- **Brief**:
Repeat the records below exactly.

- **Records for this exercise**:
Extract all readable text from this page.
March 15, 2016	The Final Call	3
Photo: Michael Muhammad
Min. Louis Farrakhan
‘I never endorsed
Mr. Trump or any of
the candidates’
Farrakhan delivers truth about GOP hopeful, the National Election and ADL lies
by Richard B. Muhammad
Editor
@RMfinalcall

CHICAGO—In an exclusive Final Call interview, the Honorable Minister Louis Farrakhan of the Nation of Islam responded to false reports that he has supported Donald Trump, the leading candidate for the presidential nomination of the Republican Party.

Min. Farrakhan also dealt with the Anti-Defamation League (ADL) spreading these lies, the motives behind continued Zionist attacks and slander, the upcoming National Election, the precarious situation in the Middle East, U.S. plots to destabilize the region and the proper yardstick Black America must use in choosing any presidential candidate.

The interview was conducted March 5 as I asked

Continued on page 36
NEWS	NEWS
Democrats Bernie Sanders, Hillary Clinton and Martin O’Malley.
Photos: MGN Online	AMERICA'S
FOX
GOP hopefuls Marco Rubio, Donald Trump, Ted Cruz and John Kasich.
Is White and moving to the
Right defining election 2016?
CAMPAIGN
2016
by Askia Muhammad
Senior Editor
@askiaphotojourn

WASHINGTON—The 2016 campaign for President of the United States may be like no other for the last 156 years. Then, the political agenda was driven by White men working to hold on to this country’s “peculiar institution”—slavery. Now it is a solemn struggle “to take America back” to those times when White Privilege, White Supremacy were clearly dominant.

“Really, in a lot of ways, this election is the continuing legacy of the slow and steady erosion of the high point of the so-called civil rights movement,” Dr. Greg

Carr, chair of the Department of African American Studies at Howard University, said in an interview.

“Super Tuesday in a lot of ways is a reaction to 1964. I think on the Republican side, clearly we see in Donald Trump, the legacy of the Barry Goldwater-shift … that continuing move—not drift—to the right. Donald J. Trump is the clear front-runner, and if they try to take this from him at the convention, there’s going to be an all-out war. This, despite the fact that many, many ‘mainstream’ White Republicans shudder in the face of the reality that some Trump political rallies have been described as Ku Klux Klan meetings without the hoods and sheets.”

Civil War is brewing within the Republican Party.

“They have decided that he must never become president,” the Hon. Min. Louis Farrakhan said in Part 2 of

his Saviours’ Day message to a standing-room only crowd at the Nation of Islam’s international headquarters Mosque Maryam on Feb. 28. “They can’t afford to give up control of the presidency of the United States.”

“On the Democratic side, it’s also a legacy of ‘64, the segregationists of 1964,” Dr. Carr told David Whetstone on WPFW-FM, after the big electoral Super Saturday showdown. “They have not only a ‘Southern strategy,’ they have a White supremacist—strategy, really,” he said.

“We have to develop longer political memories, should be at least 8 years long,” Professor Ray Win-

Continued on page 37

- **Task response**:
Extract all readable text from this page.
March 15, 2016	The Final Call	3
Photo: Michael Muhammad
Min. Louis Farrakhan
‘I never endorsed
Mr. Trump or any of
the candidates’
Farrakhan delivers truth about GOP hopeful, the National Election and ADL lies
by Richard B. Muhammad
Editor
@RMfinalcall

CHICAGO—In an exclusive Final Call interview, the Honorable Minister Louis Farrakhan of the Nation of Islam responded to false reports that he has supported Donald Trump, the leading candidate for the presidential nomination of the Republican Party.

Min. Farrakhan also dealt with the Anti-Defamation League (ADL) spreading these lies, the motives behind continued Zionist attacks and slander, the upcoming National Election, the precarious situation in the Middle East, U.S. plots to destabilize the region and the proper yardstick Black America must use in choosing any presidential candidate.

The interview was conducted March 5 as I asked

Continued on page 36
NEWS	NEWS
Democrats Bernie Sanders, Hillary Clinton and Martin O’Malley.
Photos: MGN Online	AMERICA'S
FOX
GOP hopefuls Marco Rubio, Donald Trump, Ted Cruz and John Kasich.
Is White and moving to the
Right defining election 2016?
CAMPAIGN
2016
by Askia Muhammad
Senior Editor
@askiaphotojourn

WASHINGTON—The 2016 campaign for President of the United States may be like no other for the last 156 years. Then, the political agenda was driven by White men working to hold on to this country’s “peculiar institution”—slavery. Now it is a solemn struggle “to take America back” to those times when White Privilege, White Supremacy were clearly dominant.

“Really, in a lot of ways, this election is the continuing legacy of the slow and steady erosion of the high point of the so-called civil rights movement,” Dr. Greg

Carr, chair of the Department of African American Studies at Howard University, said in an interview.

“Super Tuesday in a lot of ways is a reaction to 1964. I think on the Republican side, clearly we see in Donald Trump, the legacy of the Barry Goldwater-shift … that continuing move—not drift—to the right. Donald J. Trump is the clear front-runner, and if they try to take this from him at the convention, there’s going to be an all-out war. This, despite the fact that many, many ‘mainstream’ White Republicans shudder in the face of the reality that some Trump political rallies have been described as Ku Klux Klan meetings without the hoods and sheets.”

Civil War is brewing within the Republican Party.

“They have decided that he must never become president,” the Hon. Min. Louis Farrakhan said in Part 2 of

his Saviours’ Day message to a standing-room only crowd at the Nation of Islam’s international headquarters Mosque Maryam on Feb. 28. “They can’t afford to give up control of the presidency of the United States.”

“On the Democratic side, it’s also a legacy of ‘64, the segregationists of 1964,” Dr. Carr told David Whetstone on WPFW-FM, after the big electoral Super Saturday showdown. “They have not only a ‘Southern strategy,’ they have a White supremacist—strategy, really,” he said.

“We have to develop longer political memories, should be at least 8 years long,” Professor Ray Win-

Continued on page 37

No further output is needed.